What is asked: Transcribe the entries that follow, word for word.

Records from a data collection:
::::::::::

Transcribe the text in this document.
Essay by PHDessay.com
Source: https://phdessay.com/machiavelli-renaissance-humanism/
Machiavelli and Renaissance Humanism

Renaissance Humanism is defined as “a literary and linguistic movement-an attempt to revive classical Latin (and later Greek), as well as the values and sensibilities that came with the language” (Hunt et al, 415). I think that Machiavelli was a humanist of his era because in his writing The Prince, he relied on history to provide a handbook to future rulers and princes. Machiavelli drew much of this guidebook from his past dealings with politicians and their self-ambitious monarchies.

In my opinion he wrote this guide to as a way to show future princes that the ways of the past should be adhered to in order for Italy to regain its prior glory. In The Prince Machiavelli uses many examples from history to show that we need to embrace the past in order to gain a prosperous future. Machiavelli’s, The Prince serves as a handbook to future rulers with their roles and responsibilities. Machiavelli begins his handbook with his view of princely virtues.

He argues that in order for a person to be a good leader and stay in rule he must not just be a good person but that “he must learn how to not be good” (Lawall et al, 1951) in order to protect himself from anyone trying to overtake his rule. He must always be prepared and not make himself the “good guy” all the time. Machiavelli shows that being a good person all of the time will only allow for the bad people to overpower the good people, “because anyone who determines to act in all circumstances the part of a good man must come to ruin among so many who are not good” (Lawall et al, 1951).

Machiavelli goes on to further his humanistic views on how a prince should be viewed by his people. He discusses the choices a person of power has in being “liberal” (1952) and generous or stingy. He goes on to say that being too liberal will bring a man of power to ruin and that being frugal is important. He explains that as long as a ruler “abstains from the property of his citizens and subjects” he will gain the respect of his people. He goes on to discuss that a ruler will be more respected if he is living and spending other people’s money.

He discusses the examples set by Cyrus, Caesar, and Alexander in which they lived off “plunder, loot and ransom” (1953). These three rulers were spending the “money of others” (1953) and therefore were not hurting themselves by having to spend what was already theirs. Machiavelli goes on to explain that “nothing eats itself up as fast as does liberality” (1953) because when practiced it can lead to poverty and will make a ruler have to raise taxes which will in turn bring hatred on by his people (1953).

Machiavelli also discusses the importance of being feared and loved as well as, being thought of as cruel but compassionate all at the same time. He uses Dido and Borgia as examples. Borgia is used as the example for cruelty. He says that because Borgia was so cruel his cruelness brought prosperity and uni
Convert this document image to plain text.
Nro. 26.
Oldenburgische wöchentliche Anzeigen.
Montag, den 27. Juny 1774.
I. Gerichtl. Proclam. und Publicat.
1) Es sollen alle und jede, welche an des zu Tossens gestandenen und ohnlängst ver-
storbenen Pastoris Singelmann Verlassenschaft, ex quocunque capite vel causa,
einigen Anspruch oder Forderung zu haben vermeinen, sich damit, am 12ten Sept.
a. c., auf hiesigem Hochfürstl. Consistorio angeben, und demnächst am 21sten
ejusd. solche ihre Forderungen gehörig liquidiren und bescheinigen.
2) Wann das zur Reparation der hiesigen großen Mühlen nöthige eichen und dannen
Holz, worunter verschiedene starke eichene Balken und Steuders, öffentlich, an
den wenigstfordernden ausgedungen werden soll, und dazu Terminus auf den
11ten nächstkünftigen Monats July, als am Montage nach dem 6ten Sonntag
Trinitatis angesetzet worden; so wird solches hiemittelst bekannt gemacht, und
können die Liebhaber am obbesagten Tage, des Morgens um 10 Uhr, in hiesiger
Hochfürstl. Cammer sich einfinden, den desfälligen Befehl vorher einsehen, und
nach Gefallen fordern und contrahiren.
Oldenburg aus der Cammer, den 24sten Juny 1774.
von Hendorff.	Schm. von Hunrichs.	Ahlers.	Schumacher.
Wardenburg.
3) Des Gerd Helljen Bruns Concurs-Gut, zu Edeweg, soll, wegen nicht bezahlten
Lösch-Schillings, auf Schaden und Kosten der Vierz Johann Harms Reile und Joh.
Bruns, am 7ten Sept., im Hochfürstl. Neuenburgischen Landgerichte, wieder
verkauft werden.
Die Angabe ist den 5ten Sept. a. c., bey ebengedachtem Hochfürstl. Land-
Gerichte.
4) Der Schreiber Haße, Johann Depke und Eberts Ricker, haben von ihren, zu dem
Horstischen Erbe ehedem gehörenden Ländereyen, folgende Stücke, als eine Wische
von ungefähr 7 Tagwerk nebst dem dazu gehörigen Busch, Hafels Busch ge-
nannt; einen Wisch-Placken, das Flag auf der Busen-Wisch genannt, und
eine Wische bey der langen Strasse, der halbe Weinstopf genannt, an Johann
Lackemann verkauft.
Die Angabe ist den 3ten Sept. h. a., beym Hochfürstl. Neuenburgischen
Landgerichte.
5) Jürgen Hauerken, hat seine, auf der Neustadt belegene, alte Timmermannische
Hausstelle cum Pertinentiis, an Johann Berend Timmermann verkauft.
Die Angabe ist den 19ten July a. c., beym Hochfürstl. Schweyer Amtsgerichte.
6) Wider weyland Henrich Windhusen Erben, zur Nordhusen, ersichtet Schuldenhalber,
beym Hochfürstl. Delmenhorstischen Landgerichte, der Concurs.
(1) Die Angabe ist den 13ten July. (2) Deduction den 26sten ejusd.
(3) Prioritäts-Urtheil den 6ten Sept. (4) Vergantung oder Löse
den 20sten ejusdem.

::::::::::

Answer below:
Transcribe the text in this document.
Essay by PHDessay.com
Source: https://phdessay.com/machiavelli-renaissance-humanism/
Machiavelli and Renaissance Humanism

Renaissance Humanism is defined as “a literary and linguistic movement-an attempt to revive classical Latin (and later Greek), as well as the values and sensibilities that came with the language” (Hunt et al, 415). I think that Machiavelli was a humanist of his era because in his writing The Prince, he relied on history to provide a handbook to future rulers and princes. Machiavelli drew much of this guidebook from his past dealings with politicians and their self-ambitious monarchies.

In my opinion he wrote this guide to as a way to show future princes that the ways of the past should be adhered to in order for Italy to regain its prior glory. In The Prince Machiavelli uses many examples from history to show that we need to embrace the past in order to gain a prosperous future. Machiavelli’s, The Prince serves as a handbook to future rulers with their roles and responsibilities. Machiavelli begins his handbook with his view of princely virtues.

He argues that in order for a person to be a good leader and stay in rule he must not just be a good person but that “he must learn how to not be good” (Lawall et al, 1951) in order to protect himself from anyone trying to overtake his rule. He must always be prepared and not make himself the “good guy” all the time. Machiavelli shows that being a good person all of the time will only allow for the bad people to overpower the good people, “because anyone who determines to act in all circumstances the part of a good man must come to ruin among so many who are not good” (Lawall et al, 1951).

Machiavelli goes on to further his humanistic views on how a prince should be viewed by his people. He discusses the choices a person of power has in being “liberal” (1952) and generous or stingy. He goes on to say that being too liberal will bring a man of power to ruin and that being frugal is important. He explains that as long as a ruler “abstains from the property of his citizens and subjects” he will gain the respect of his people. He goes on to discuss that a ruler will be more respected if he is living and spending other people’s money.

He discusses the examples set by Cyrus, Caesar, and Alexander in which they lived off “plunder, loot and ransom” (1953). These three rulers were spending the “money of others” (1953) and therefore were not hurting themselves by having to spend what was already theirs. Machiavelli goes on to explain that “nothing eats itself up as fast as does liberality” (1953) because when practiced it can lead to poverty and will make a ruler have to raise taxes which will in turn bring hatred on by his people (1953).

Machiavelli also discusses the importance of being feared and loved as well as, being thought of as cruel but compassionate all at the same time. He uses Dido and Borgia as examples. Borgia is used as the example for cruelty. He says that because Borgia was so cruel his cruelness brought prosperity and uni
Convert this document image to plain text.
Nro. 26.
Oldenburgische wöchentliche Anzeigen.
Montag, den 27. Juny 1774.
I. Gerichtl. Proclam. und Publicat.
1) Es sollen alle und jede, welche an des zu Tossens gestandenen und ohnlängst ver-
storbenen Pastoris Singelmann Verlassenschaft, ex quocunque capite vel causa,
einigen Anspruch oder Forderung zu haben vermeinen, sich damit, am 12ten Sept.
a. c., auf hiesigem Hochfürstl. Consistorio angeben, und demnächst am 21sten
ejusd. solche ihre Forderungen gehörig liquidiren und bescheinigen.
2) Wann das zur Reparation der hiesigen großen Mühlen nöthige eichen und dannen
Holz, worunter verschiedene starke eichene Balken und Steuders, öffentlich, an
den wenigstfordernden ausgedungen werden soll, und dazu Terminus auf den
11ten nächstkünftigen Monats July, als am Montage nach dem 6ten Sonntag
Trinitatis angesetzet worden; so wird solches hiemittelst bekannt gemacht, und
können die Liebhaber am obbesagten Tage, des Morgens um 10 Uhr, in hiesiger
Hochfürstl. Cammer sich einfinden, den desfälligen Befehl vorher einsehen, und
nach Gefallen fordern und contrahiren.
Oldenburg aus der Cammer, den 24sten Juny 1774.
von Hendorff.	Schm. von Hunrichs.	Ahlers.	Schumacher.
Wardenburg.
3) Des Gerd Helljen Bruns Concurs-Gut, zu Edeweg, soll, wegen nicht bezahlten
Lösch-Schillings, auf Schaden und Kosten der Vierz Johann Harms Reile und Joh.
Bruns, am 7ten Sept., im Hochfürstl. Neuenburgischen Landgerichte, wieder
verkauft werden.
Die Angabe ist den 5ten Sept. a. c., bey ebengedachtem Hochfürstl. Land-
Gerichte.
4) Der Schreiber Haße, Johann Depke und Eberts Ricker, haben von ihren, zu dem
Horstischen Erbe ehedem gehörenden Ländereyen, folgende Stücke, als eine Wische
von ungefähr 7 Tagwerk nebst dem dazu gehörigen Busch, Hafels Busch ge-
nannt; einen Wisch-Placken, das Flag auf der Busen-Wisch genannt, und
eine Wische bey der langen Strasse, der halbe Weinstopf genannt, an Johann
Lackemann verkauft.
Die Angabe ist den 3ten Sept. h. a., beym Hochfürstl. Neuenburgischen
Landgerichte.
5) Jürgen Hauerken, hat seine, auf der Neustadt belegene, alte Timmermannische
Hausstelle cum Pertinentiis, an Johann Berend Timmermann verkauft.
Die Angabe ist den 19ten July a. c., beym Hochfürstl. Schweyer Amtsgerichte.
6) Wider weyland Henrich Windhusen Erben, zur Nordhusen, ersichtet Schuldenhalber,
beym Hochfürstl. Delmenhorstischen Landgerichte, der Concurs.
(1) Die Angabe ist den 13ten July. (2) Deduction den 26sten ejusd.
(3) Prioritäts-Urtheil den 6ten Sept. (4) Vergantung oder Löse
den 20sten ejusdem.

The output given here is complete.